##### Document section #####
Supporting documents should be attached or preserved. These may include NOR, free pratique certificate, port log, deck log, engine log, weather report, terminal log, cargo tally, draft survey, pumping log, ullage report, protest letter, hold inspection certificate, and departure clearance.
Standard Statement of Facts (SOF) Example
Standard Statement of Facts (SOF) Example may include the following structure:Ship Details: Name of Ship: [Insert ship name] IMO Number: [Insert IMO number] Flag: [Insert flag] Port of Registry: [Insert port] Call Sign: [Insert call sign] Ship Type: [Insert ship type] Draft on Arrival: [Insert draft] Draft on Sailing: [Insert draft]
Voyage and Port Details: Voyage Number: [Insert voyage number] Port: [Insert port] Berth: [Insert berth] Loading / Discharging: [Insert operation] Previous Port: [Insert port] Next Port: [Insert port] Agent: [Insert agent]
Cargo Details: Commodity: [Insert commodity] Quantity: [Insert quantity] Bill of Lading Quantity: [Insert quantity] Loading or Discharging Rate: [Insert rate] Special Handling Requirements: [Insert details]
Chronology:
- Ship arrived at port limits / anchorage: [date and time]
- NOR tendered: [date and time]
- NOR accepted / rejected: [date and time and reason]
- Free pratique granted: [date and time]
- Pilot boarded: [date and time]
- First line ashore: [date and time]
- All fast: [date and time]
- Gangway down: [date and time]
- Hold / tank inspection started: [date and time]
- Hold / tank inspection completed: [date and time]
- Cargo operations commenced: [date and time]
- Cargo operations stopped: [date and time, reason]
- Cargo operations resumed: [date and time]
- Quantity loaded / discharged each day: [insert quantity]
- Ship shifted berth: [date and time, reason]
- Cargo operations completed: [date and time]
- Draft survey / ullage / sampling completed: [date and time]
- Documents completed: [date and time]
- Pilot boarded for sailing: [date and time]
- Ship sailed: [date and time]
Certification: I certify that this Statement of Facts is accurate to the best of my knowledge, subject to any remarks or protest stated herein.
##### Data section #####
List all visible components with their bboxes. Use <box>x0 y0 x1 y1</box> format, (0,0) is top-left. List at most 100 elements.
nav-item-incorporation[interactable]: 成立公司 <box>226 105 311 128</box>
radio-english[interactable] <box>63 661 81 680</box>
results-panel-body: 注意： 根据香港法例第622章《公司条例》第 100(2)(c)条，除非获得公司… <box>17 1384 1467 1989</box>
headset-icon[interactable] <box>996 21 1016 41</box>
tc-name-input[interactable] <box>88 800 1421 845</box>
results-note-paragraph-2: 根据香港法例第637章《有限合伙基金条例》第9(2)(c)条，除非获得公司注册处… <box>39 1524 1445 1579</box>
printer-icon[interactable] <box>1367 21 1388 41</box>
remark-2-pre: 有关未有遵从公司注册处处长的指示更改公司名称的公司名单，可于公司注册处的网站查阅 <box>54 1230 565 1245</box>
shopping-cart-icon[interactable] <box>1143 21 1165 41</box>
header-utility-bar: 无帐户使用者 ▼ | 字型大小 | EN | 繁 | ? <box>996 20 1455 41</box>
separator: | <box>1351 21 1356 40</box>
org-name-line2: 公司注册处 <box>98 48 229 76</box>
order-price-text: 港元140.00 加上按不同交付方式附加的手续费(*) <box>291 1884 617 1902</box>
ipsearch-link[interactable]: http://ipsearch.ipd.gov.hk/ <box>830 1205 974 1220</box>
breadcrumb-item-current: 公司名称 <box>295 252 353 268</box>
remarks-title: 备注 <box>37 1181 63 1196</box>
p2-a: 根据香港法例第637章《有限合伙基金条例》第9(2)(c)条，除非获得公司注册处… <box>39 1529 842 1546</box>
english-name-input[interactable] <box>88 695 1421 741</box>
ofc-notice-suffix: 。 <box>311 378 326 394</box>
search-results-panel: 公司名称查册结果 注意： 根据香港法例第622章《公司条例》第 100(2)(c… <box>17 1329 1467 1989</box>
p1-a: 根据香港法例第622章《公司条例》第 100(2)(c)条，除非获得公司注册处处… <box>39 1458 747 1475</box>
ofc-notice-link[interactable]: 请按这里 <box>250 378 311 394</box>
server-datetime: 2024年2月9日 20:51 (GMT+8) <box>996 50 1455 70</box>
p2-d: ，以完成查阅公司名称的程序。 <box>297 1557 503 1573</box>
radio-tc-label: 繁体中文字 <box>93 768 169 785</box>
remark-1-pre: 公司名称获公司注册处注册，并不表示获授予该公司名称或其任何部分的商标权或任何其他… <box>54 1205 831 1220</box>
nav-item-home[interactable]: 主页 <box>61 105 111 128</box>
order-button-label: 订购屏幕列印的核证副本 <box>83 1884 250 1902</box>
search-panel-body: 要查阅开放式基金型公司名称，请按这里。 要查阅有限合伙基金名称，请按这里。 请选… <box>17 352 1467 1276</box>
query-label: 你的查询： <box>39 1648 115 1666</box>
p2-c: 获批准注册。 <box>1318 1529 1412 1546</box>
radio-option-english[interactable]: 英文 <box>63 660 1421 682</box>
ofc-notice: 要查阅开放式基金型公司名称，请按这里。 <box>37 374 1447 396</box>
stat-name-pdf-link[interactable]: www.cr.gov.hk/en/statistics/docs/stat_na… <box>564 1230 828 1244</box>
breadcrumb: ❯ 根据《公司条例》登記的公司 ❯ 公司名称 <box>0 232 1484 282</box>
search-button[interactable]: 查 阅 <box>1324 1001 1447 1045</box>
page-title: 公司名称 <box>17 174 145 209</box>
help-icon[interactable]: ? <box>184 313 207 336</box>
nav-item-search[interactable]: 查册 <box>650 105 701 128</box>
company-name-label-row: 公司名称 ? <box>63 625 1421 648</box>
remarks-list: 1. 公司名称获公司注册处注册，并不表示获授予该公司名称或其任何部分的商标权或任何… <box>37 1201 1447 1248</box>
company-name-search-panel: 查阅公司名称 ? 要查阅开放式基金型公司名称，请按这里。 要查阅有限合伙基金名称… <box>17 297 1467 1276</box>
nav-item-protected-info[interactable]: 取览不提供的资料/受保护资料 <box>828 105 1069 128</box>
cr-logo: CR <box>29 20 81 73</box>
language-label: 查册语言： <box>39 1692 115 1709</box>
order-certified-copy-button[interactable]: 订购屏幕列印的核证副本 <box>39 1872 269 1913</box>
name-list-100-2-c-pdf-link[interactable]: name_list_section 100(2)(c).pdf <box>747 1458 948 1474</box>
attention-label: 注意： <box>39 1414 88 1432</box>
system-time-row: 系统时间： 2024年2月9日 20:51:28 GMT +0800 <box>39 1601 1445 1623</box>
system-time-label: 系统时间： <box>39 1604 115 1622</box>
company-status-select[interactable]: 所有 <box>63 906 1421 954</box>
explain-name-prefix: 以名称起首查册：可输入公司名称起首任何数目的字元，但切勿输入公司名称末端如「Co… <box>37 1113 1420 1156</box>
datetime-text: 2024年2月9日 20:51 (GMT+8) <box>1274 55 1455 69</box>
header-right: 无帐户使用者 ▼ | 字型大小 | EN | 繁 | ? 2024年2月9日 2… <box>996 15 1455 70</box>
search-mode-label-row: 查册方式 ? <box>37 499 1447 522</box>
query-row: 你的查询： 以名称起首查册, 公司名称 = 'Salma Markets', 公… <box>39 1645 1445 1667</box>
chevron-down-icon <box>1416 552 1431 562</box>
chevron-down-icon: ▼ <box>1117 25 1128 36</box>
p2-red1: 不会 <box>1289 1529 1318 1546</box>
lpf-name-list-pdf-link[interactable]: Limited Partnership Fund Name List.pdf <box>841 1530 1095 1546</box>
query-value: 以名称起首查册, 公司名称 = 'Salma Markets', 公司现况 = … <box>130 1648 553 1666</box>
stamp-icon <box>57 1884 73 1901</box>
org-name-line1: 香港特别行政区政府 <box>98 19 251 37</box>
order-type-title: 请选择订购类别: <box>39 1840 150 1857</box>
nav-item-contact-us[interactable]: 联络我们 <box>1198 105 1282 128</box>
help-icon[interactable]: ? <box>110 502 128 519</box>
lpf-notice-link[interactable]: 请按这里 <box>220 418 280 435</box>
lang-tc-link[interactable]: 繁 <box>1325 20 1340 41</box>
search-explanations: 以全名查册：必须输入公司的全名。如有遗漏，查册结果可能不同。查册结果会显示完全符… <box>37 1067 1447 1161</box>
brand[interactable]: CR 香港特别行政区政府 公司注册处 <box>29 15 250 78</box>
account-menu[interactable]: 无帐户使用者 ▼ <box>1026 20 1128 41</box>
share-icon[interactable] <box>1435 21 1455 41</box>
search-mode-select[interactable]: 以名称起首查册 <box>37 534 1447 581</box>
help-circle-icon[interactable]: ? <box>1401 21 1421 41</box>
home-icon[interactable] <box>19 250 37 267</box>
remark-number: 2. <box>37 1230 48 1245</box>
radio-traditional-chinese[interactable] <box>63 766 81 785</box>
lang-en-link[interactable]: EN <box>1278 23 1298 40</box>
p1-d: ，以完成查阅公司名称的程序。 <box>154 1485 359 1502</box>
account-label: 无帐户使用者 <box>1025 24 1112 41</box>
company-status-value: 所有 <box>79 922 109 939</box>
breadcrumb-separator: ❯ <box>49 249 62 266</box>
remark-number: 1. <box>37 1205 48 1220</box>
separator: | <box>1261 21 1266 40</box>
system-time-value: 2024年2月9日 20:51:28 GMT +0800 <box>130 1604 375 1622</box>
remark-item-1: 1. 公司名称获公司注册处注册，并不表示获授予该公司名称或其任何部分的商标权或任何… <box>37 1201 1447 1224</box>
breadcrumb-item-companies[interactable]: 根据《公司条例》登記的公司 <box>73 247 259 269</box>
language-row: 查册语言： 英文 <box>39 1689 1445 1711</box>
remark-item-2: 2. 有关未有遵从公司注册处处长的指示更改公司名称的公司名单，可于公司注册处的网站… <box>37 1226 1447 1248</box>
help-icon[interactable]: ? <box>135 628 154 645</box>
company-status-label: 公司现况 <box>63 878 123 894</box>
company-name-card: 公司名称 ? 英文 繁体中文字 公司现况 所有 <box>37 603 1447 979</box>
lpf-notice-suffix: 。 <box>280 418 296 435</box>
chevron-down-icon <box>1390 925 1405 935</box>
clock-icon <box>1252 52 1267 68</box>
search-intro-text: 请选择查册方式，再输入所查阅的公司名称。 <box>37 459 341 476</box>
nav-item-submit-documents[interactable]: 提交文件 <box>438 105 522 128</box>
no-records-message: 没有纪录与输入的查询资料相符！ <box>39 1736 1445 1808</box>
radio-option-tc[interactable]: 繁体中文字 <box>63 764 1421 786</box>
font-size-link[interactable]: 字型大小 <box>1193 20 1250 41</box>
#####
### Exercises
**a)** In the Statement of Facts text, which three details does the chronology entry for NOR accepted / rejected call for?
**b)** Continue the Statement of Facts text from the point where it stops.

### Answers to the exercise
**a)** The date, the time, and the reason.

**b)**
Signed by Ship Master: [Name / Date] Signed by Agent: [Name / Date] Signed by Charterers’ Representative: [Name / Date] Signed by Terminal / Receiver / Shipper: [Name / Date]
Conclusion: Statement of Facts (SOF) in Ship Chartering
Statement of Facts (SOF) in Ship Chartering is the essential factual record for port operations, laytime, demurrage, despatch, and charterparty disputes. It records the ship’s arrival, NOR, berth waiting, cargo operations, stoppages, weather, quantities, completion, documentation, and departure. Because it is generally signed by the master and other parties, many courts and tribunals may treat it as prima facie evidence of the times and events recorded.The Statement of Facts (SOF) is vital in shipping because accurate time records protect commercial rights. Shipowners need it to support demurrage. Charterers need it to defend demurrage or claim despatch. Agents need it to document the port call. Terminals need it to confirm operations. Lawyers and arbitrators need it to understand the facts.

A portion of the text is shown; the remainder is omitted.